- PROVIDED MATERIAL:
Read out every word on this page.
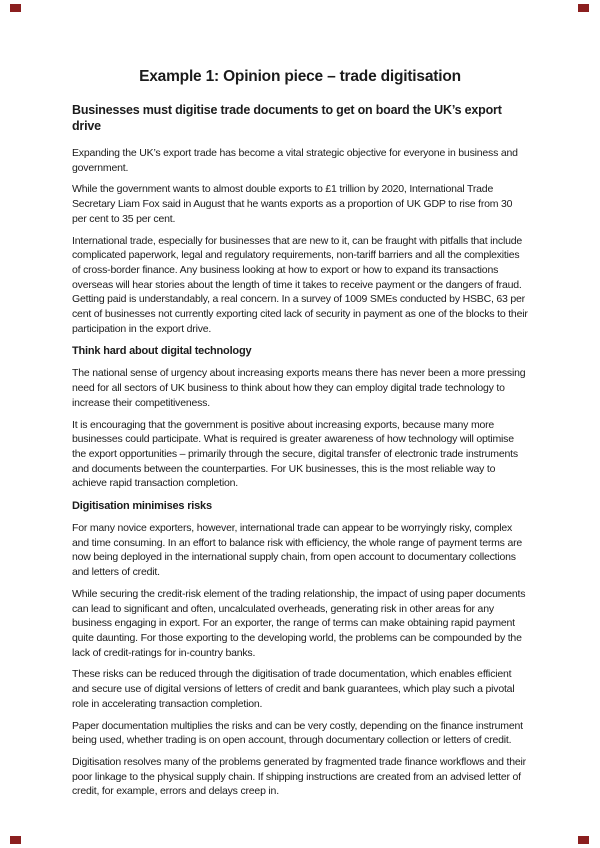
Example 1: Opinion piece – trade digitisation
Businesses must digitise trade documents to get on board the UK’s export drive

Expanding the UK’s export trade has become a vital strategic objective for everyone in business and government.

While the government wants to almost double exports to £1 trillion by 2020, International Trade Secretary Liam Fox said in August that he wants exports as a proportion of UK GDP to rise from 30 per cent to 35 per cent.

International trade, especially for businesses that are new to it, can be fraught with pitfalls that include complicated paperwork, legal and regulatory requirements, non-tariff barriers and all the complexities of cross-border finance. Any business looking at how to export or how to expand its transactions overseas will hear stories about the length of time it takes to receive payment or the dangers of fraud. Getting paid is understandably, a real concern. In a survey of 1009 SMEs conducted by HSBC, 63 per cent of businesses not currently exporting cited lack of security in payment as one of the blocks to their participation in the export drive.

Think hard about digital technology

The national sense of urgency about increasing exports means there has never been a more pressing need for all sectors of UK business to think about how they can employ digital trade technology to increase their competitiveness.

It is encouraging that the government is positive about increasing exports, because many more businesses could participate. What is required is greater awareness of how technology will optimise the export opportunities – primarily through the secure, digital transfer of electronic trade instruments and documents between the counterparties. For UK businesses, this is the most reliable way to achieve rapid transaction completion.

Digitisation minimises risks

For many novice exporters, however, international trade can appear to be worryingly risky, complex and time consuming. In an effort to balance risk with efficiency, the whole range of payment terms are now being deployed in the international supply chain, from open account to documentary collections and letters of credit.

While securing the credit-risk element of the trading relationship, the impact of using paper documents can lead to significant and often, uncalculated overheads, generating risk in other areas for any business engaging in export. For an exporter, the range of terms can make obtaining rapid payment quite daunting. For those exporting to the developing world, the problems can be compounded by the lack of credit-ratings for in-country banks.

These risks can be reduced through the digitisation of trade documentation, which enables efficient and secure use of digital versions of letters of credit and bank guarantees, which play such a pivotal role in accelerating transaction completion.

Paper documentation multiplies the risks and can be very costly, depending on the finance instrument being used, whether trading is on open account, through documentary collection or letters of credit.

Digitisation resolves many of the problems generated by fragmented trade finance workflows and their poor linkage to the physical supply chain. If shipping instructions are created from an advised letter of credit, for example, errors and delays creep in.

- PROBLEM: Output a faithful copy of the data, with each picture left out.

- RESPONSE TO THE EXERCISE:
Read out every word on this page.
Example 1: Opinion piece – trade digitisation
Businesses must digitise trade documents to get on board the UK’s export drive

Expanding the UK’s export trade has become a vital strategic objective for everyone in business and government.

While the government wants to almost double exports to £1 trillion by 2020, International Trade Secretary Liam Fox said in August that he wants exports as a proportion of UK GDP to rise from 30 per cent to 35 per cent.

International trade, especially for businesses that are new to it, can be fraught with pitfalls that include complicated paperwork, legal and regulatory requirements, non-tariff barriers and all the complexities of cross-border finance. Any business looking at how to export or how to expand its transactions overseas will hear stories about the length of time it takes to receive payment or the dangers of fraud. Getting paid is understandably, a real concern. In a survey of 1009 SMEs conducted by HSBC, 63 per cent of businesses not currently exporting cited lack of security in payment as one of the blocks to their participation in the export drive.

Think hard about digital technology

The national sense of urgency about increasing exports means there has never been a more pressing need for all sectors of UK business to think about how they can employ digital trade technology to increase their competitiveness.

It is encouraging that the government is positive about increasing exports, because many more businesses could participate. What is required is greater awareness of how technology will optimise the export opportunities – primarily through the secure, digital transfer of electronic trade instruments and documents between the counterparties. For UK businesses, this is the most reliable way to achieve rapid transaction completion.

Digitisation minimises risks

For many novice exporters, however, international trade can appear to be worryingly risky, complex and time consuming. In an effort to balance risk with efficiency, the whole range of payment terms are now being deployed in the international supply chain, from open account to documentary collections and letters of credit.

While securing the credit-risk element of the trading relationship, the impact of using paper documents can lead to significant and often, uncalculated overheads, generating risk in other areas for any business engaging in export. For an exporter, the range of terms can make obtaining rapid payment quite daunting. For those exporting to the developing world, the problems can be compounded by the lack of credit-ratings for in-country banks.

These risks can be reduced through the digitisation of trade documentation, which enables efficient and secure use of digital versions of letters of credit and bank guarantees, which play such a pivotal role in accelerating transaction completion.

Paper documentation multiplies the risks and can be very costly, depending on the finance instrument being used, whether trading is on open account, through documentary collection or letters of credit.

Digitisation resolves many of the problems generated by fragmented trade finance workflows and their poor linkage to the physical supply chain. If shipping instructions are created from an advised letter of credit, for example, errors and delays creep in.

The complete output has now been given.